*Task description*
Wherever a line in the data below holds "this", copy that line.

*Dataset entries*
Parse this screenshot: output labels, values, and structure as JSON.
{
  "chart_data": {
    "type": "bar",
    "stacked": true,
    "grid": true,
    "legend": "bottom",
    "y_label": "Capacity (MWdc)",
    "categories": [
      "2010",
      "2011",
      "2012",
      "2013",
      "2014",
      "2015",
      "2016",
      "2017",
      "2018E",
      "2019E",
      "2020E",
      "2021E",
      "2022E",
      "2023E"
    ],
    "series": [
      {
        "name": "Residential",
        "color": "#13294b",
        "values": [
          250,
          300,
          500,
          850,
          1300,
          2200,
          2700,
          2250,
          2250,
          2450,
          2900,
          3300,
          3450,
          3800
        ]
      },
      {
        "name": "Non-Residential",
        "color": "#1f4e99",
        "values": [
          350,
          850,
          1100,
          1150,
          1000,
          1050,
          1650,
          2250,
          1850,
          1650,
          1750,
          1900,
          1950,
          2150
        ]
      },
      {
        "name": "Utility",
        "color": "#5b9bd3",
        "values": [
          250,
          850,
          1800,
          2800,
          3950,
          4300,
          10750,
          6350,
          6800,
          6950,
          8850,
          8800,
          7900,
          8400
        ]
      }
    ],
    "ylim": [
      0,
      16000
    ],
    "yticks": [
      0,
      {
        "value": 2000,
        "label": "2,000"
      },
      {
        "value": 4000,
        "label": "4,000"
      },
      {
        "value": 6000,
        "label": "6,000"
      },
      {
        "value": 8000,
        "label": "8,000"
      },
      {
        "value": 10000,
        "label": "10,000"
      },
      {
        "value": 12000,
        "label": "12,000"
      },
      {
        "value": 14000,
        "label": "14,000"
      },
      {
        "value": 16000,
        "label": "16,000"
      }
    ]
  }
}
* * *
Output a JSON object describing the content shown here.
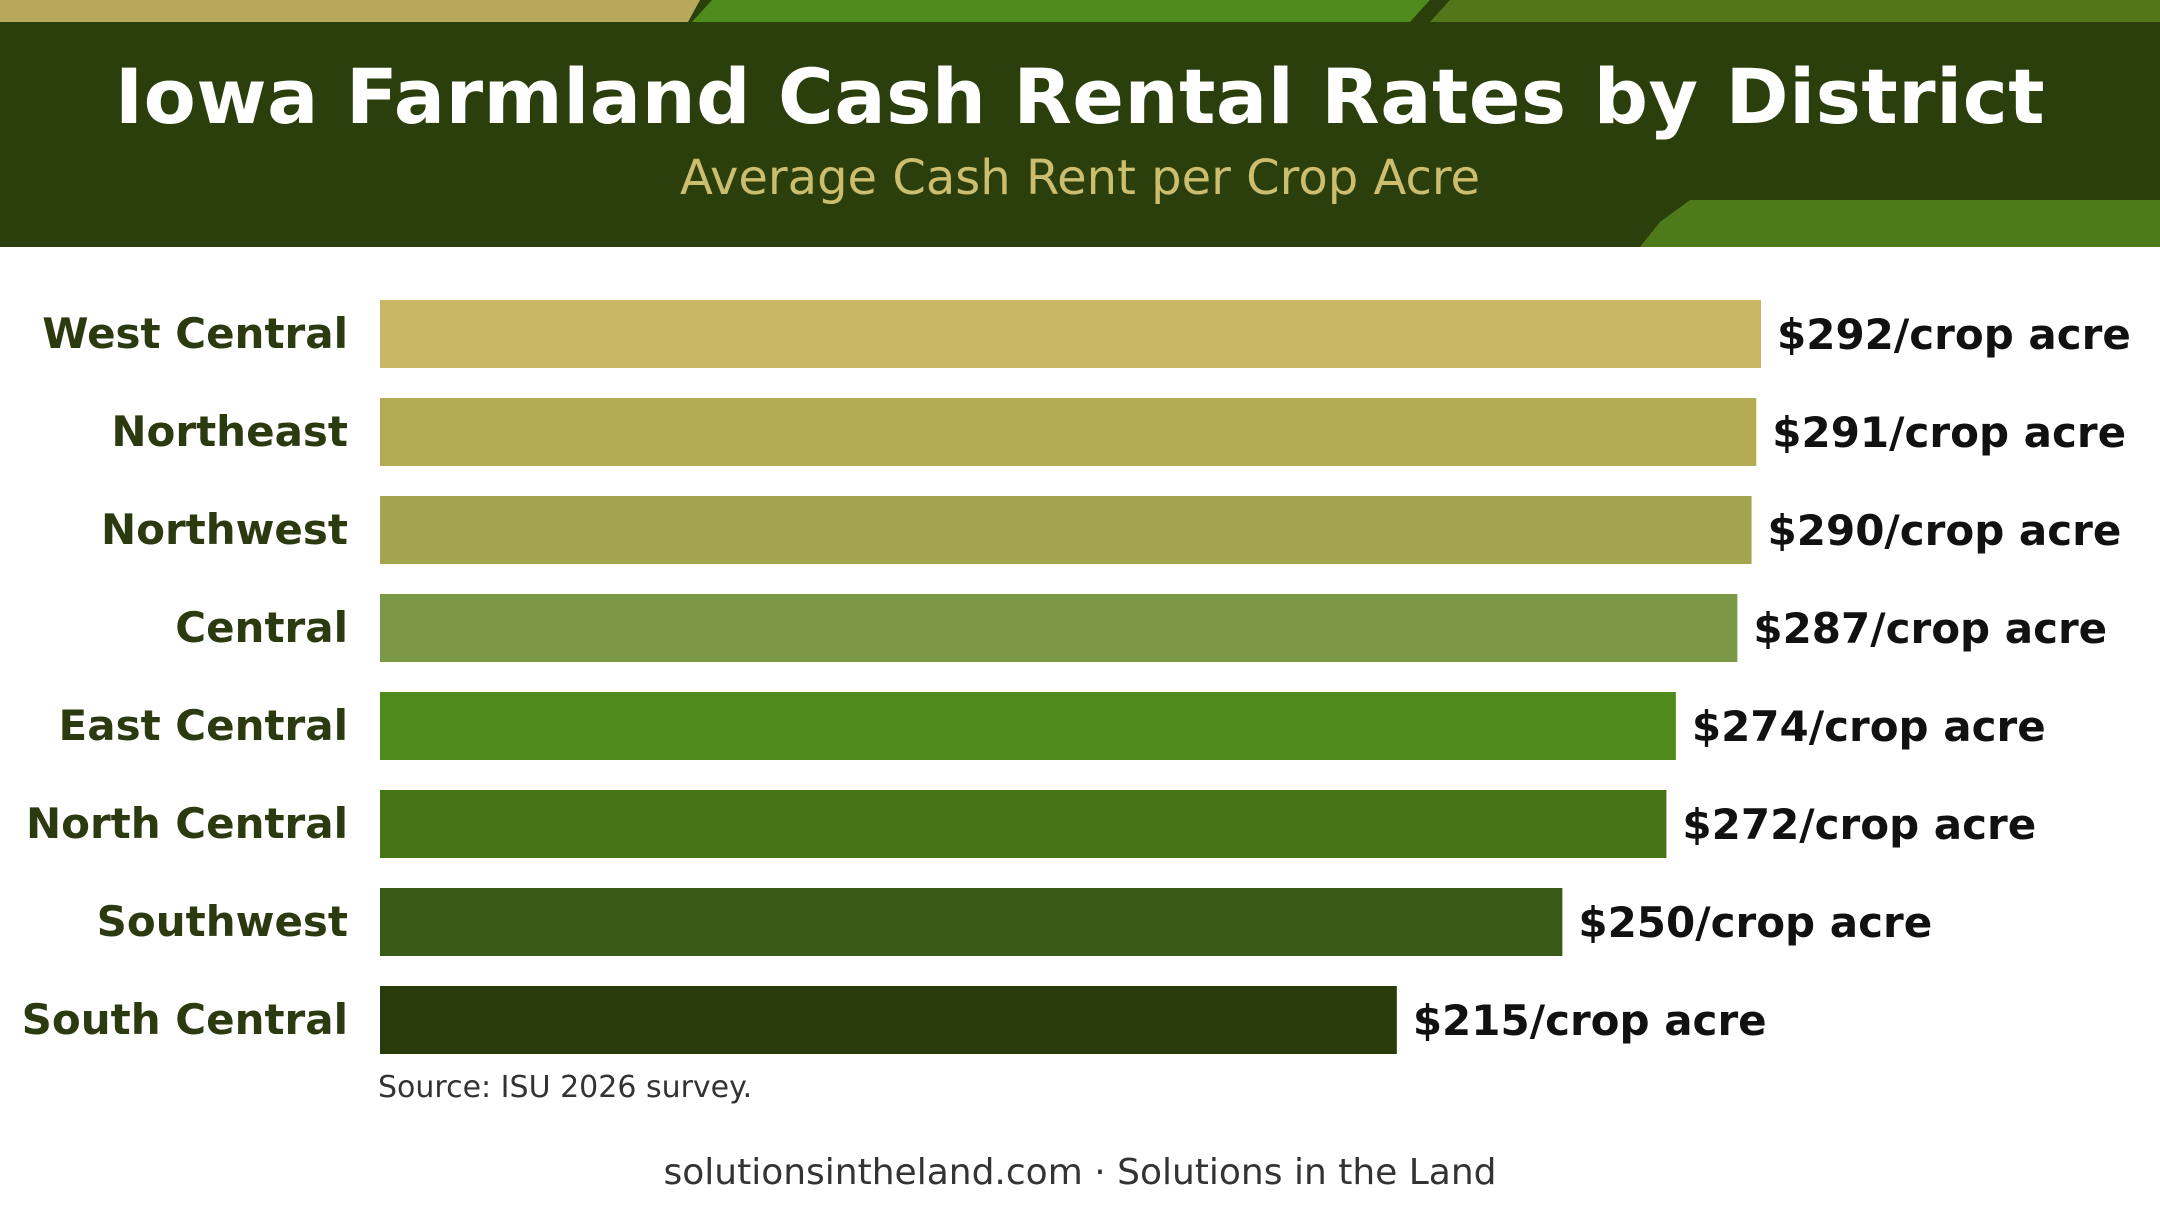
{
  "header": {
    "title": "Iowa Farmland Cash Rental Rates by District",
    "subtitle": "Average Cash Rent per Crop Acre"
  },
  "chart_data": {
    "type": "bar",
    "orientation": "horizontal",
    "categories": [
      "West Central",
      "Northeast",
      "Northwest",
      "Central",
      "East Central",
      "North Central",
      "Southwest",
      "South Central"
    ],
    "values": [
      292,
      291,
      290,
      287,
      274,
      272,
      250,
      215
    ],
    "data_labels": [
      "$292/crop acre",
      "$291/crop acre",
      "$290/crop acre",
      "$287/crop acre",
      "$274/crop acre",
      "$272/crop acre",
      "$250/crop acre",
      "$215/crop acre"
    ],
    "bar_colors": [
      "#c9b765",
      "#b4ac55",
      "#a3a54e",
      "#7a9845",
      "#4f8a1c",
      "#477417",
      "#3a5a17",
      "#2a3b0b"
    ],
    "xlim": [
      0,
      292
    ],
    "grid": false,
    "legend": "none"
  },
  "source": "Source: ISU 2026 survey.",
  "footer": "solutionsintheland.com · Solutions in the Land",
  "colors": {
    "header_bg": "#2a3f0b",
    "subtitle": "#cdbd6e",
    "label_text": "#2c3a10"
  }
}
...
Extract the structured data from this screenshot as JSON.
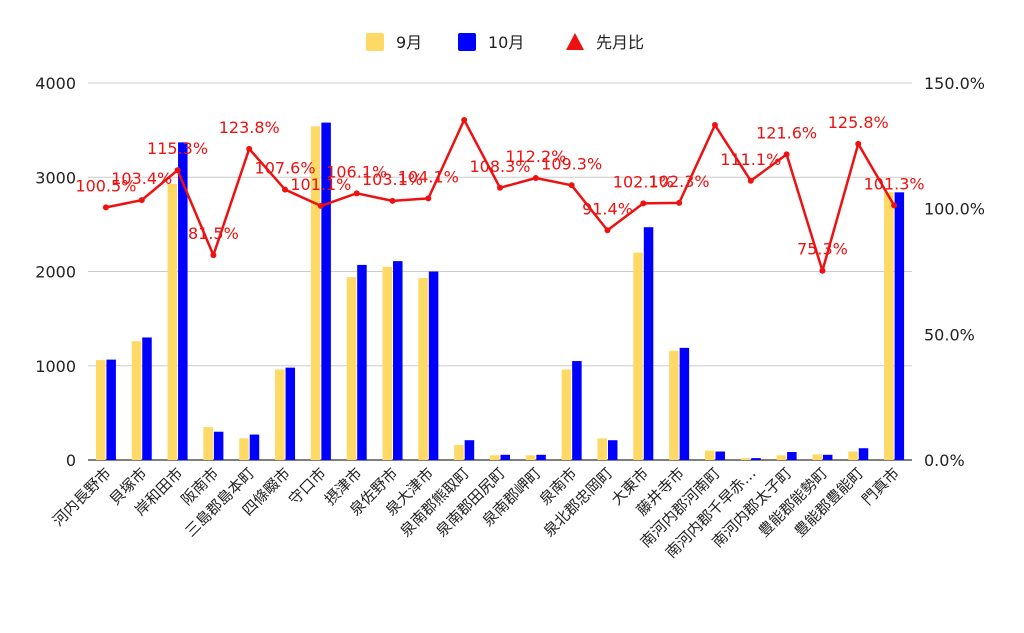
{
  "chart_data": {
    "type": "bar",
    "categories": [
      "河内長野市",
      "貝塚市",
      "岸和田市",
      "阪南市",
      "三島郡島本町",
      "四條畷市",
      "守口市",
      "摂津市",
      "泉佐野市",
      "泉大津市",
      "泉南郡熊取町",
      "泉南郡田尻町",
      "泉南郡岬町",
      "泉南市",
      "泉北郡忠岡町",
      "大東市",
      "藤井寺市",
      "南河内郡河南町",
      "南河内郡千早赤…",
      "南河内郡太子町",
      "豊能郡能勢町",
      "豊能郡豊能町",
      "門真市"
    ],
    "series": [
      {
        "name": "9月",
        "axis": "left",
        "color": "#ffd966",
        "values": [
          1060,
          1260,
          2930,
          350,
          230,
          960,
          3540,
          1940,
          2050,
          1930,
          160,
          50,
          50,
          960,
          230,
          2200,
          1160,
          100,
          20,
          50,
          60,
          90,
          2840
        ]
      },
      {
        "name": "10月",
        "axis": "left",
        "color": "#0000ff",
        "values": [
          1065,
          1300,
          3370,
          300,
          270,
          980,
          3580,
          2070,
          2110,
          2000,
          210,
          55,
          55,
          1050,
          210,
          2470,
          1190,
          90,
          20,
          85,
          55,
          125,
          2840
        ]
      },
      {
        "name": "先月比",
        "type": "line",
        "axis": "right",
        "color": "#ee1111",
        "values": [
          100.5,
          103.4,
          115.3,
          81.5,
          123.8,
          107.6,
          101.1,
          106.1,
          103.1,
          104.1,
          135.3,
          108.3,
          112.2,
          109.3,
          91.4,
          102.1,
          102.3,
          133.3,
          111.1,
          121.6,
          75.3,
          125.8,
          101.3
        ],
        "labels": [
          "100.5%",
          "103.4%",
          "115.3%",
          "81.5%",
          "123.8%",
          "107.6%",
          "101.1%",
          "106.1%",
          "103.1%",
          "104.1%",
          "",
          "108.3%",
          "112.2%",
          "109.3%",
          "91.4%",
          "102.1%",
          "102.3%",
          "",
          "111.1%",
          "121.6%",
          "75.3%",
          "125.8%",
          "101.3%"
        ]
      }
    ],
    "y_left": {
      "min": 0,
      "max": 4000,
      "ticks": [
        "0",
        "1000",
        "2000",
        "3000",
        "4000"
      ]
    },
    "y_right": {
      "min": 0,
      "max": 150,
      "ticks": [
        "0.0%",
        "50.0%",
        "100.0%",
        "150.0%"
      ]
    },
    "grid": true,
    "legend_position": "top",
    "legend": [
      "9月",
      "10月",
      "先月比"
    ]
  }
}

*Written answer*
Parse this screenshot: output labels, values, and structure as JSON.
Extract the structured data from this screenshot as JSON.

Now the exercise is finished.